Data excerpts
####################

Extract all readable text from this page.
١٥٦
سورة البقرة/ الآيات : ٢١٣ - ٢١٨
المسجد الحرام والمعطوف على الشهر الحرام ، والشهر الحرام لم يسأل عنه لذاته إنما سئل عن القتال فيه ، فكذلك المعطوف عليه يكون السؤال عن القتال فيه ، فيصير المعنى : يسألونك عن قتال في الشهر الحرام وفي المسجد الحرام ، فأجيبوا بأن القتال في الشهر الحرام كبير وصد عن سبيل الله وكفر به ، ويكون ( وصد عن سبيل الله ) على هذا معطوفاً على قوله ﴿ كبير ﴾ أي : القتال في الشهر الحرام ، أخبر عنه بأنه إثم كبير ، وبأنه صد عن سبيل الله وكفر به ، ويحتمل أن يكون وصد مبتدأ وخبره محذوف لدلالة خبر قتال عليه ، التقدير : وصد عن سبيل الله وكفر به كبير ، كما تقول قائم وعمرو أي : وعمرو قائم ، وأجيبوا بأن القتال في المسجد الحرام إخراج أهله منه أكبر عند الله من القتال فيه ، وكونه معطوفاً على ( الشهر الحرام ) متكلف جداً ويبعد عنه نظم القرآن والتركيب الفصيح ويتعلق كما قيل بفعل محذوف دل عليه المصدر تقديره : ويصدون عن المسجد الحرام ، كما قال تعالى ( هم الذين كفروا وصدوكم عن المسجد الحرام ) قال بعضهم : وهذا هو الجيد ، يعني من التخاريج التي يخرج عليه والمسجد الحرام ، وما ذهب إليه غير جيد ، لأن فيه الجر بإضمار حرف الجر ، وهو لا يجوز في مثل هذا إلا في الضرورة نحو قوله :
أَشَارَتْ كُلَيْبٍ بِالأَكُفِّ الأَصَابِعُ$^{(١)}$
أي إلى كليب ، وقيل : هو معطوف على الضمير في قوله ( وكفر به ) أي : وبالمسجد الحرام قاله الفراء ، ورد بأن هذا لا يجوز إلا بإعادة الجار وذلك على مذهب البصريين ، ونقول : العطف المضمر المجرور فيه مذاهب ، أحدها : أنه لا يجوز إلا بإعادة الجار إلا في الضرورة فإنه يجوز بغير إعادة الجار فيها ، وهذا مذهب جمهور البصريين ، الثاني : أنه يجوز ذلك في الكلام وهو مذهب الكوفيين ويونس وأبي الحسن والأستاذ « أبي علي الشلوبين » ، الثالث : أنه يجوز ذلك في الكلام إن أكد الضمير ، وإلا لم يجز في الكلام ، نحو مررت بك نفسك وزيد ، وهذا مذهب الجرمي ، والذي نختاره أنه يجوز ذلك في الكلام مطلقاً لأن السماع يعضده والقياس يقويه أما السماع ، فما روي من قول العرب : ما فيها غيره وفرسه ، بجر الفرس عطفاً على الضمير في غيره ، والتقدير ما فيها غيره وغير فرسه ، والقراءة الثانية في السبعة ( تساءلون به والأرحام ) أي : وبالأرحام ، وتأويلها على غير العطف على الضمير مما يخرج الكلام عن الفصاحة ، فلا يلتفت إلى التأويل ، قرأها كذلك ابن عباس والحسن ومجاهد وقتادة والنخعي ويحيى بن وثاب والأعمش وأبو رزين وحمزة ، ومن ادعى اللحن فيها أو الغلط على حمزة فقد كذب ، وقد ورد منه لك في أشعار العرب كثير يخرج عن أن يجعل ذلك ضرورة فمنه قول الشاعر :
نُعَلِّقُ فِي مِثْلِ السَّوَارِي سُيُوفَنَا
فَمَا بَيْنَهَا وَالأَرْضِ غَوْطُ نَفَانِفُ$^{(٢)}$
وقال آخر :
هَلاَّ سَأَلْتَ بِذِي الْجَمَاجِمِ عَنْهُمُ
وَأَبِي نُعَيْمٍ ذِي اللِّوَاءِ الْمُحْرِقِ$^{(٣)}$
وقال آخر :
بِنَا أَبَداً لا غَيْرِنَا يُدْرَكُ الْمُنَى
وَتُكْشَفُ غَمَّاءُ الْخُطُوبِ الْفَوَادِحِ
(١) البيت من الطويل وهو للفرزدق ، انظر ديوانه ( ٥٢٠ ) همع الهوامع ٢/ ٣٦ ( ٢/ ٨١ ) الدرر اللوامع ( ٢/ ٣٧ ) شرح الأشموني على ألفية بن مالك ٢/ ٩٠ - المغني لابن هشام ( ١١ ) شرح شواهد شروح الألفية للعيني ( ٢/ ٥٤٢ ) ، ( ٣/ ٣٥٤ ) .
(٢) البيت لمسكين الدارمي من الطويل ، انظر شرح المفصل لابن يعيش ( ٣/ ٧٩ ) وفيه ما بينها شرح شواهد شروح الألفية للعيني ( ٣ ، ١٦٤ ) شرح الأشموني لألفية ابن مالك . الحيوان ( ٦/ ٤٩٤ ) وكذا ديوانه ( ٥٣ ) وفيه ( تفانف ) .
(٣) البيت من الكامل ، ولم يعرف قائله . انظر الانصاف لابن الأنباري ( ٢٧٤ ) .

####################

PROBLEM DESCRIPTION: Print out all the entries precisely as written.

RESPONSE BELOW:
Extract all readable text from this page.
١٥٦
سورة البقرة/ الآيات : ٢١٣ - ٢١٨
المسجد الحرام والمعطوف على الشهر الحرام ، والشهر الحرام لم يسأل عنه لذاته إنما سئل عن القتال فيه ، فكذلك المعطوف عليه يكون السؤال عن القتال فيه ، فيصير المعنى : يسألونك عن قتال في الشهر الحرام وفي المسجد الحرام ، فأجيبوا بأن القتال في الشهر الحرام كبير وصد عن سبيل الله وكفر به ، ويكون ( وصد عن سبيل الله ) على هذا معطوفاً على قوله ﴿ كبير ﴾ أي : القتال في الشهر الحرام ، أخبر عنه بأنه إثم كبير ، وبأنه صد عن سبيل الله وكفر به ، ويحتمل أن يكون وصد مبتدأ وخبره محذوف لدلالة خبر قتال عليه ، التقدير : وصد عن سبيل الله وكفر به كبير ، كما تقول قائم وعمرو أي : وعمرو قائم ، وأجيبوا بأن القتال في المسجد الحرام إخراج أهله منه أكبر عند الله من القتال فيه ، وكونه معطوفاً على ( الشهر الحرام ) متكلف جداً ويبعد عنه نظم القرآن والتركيب الفصيح ويتعلق كما قيل بفعل محذوف دل عليه المصدر تقديره : ويصدون عن المسجد الحرام ، كما قال تعالى ( هم الذين كفروا وصدوكم عن المسجد الحرام ) قال بعضهم : وهذا هو الجيد ، يعني من التخاريج التي يخرج عليه والمسجد الحرام ، وما ذهب إليه غير جيد ، لأن فيه الجر بإضمار حرف الجر ، وهو لا يجوز في مثل هذا إلا في الضرورة نحو قوله :
أَشَارَتْ كُلَيْبٍ بِالأَكُفِّ الأَصَابِعُ$^{(١)}$
أي إلى كليب ، وقيل : هو معطوف على الضمير في قوله ( وكفر به ) أي : وبالمسجد الحرام قاله الفراء ، ورد بأن هذا لا يجوز إلا بإعادة الجار وذلك على مذهب البصريين ، ونقول : العطف المضمر المجرور فيه مذاهب ، أحدها : أنه لا يجوز إلا بإعادة الجار إلا في الضرورة فإنه يجوز بغير إعادة الجار فيها ، وهذا مذهب جمهور البصريين ، الثاني : أنه يجوز ذلك في الكلام وهو مذهب الكوفيين ويونس وأبي الحسن والأستاذ « أبي علي الشلوبين » ، الثالث : أنه يجوز ذلك في الكلام إن أكد الضمير ، وإلا لم يجز في الكلام ، نحو مررت بك نفسك وزيد ، وهذا مذهب الجرمي ، والذي نختاره أنه يجوز ذلك في الكلام مطلقاً لأن السماع يعضده والقياس يقويه أما السماع ، فما روي من قول العرب : ما فيها غيره وفرسه ، بجر الفرس عطفاً على الضمير في غيره ، والتقدير ما فيها غيره وغير فرسه ، والقراءة الثانية في السبعة ( تساءلون به والأرحام ) أي : وبالأرحام ، وتأويلها على غير العطف على الضمير مما يخرج الكلام عن الفصاحة ، فلا يلتفت إلى التأويل ، قرأها كذلك ابن عباس والحسن ومجاهد وقتادة والنخعي ويحيى بن وثاب والأعمش وأبو رزين وحمزة ، ومن ادعى اللحن فيها أو الغلط على حمزة فقد كذب ، وقد ورد منه لك في أشعار العرب كثير يخرج عن أن يجعل ذلك ضرورة فمنه قول الشاعر :
نُعَلِّقُ فِي مِثْلِ السَّوَارِي سُيُوفَنَا
فَمَا بَيْنَهَا وَالأَرْضِ غَوْطُ نَفَانِفُ$^{(٢)}$
وقال آخر :
هَلاَّ سَأَلْتَ بِذِي الْجَمَاجِمِ عَنْهُمُ
وَأَبِي نُعَيْمٍ ذِي اللِّوَاءِ الْمُحْرِقِ$^{(٣)}$
وقال آخر :
بِنَا أَبَداً لا غَيْرِنَا يُدْرَكُ الْمُنَى
وَتُكْشَفُ غَمَّاءُ الْخُطُوبِ الْفَوَادِحِ
(١) البيت من الطويل وهو للفرزدق ، انظر ديوانه ( ٥٢٠ ) همع الهوامع ٢/ ٣٦ ( ٢/ ٨١ ) الدرر اللوامع ( ٢/ ٣٧ ) شرح الأشموني على ألفية بن مالك ٢/ ٩٠ - المغني لابن هشام ( ١١ ) شرح شواهد شروح الألفية للعيني ( ٢/ ٥٤٢ ) ، ( ٣/ ٣٥٤ ) .
(٢) البيت لمسكين الدارمي من الطويل ، انظر شرح المفصل لابن يعيش ( ٣/ ٧٩ ) وفيه ما بينها شرح شواهد شروح الألفية للعيني ( ٣ ، ١٦٤ ) شرح الأشموني لألفية ابن مالك . الحيوان ( ٦/ ٤٩٤ ) وكذا ديوانه ( ٥٣ ) وفيه ( تفانف ) .
(٣) البيت من الكامل ، ولم يعرف قائله . انظر الانصاف لابن الأنباري ( ٢٧٤ ) .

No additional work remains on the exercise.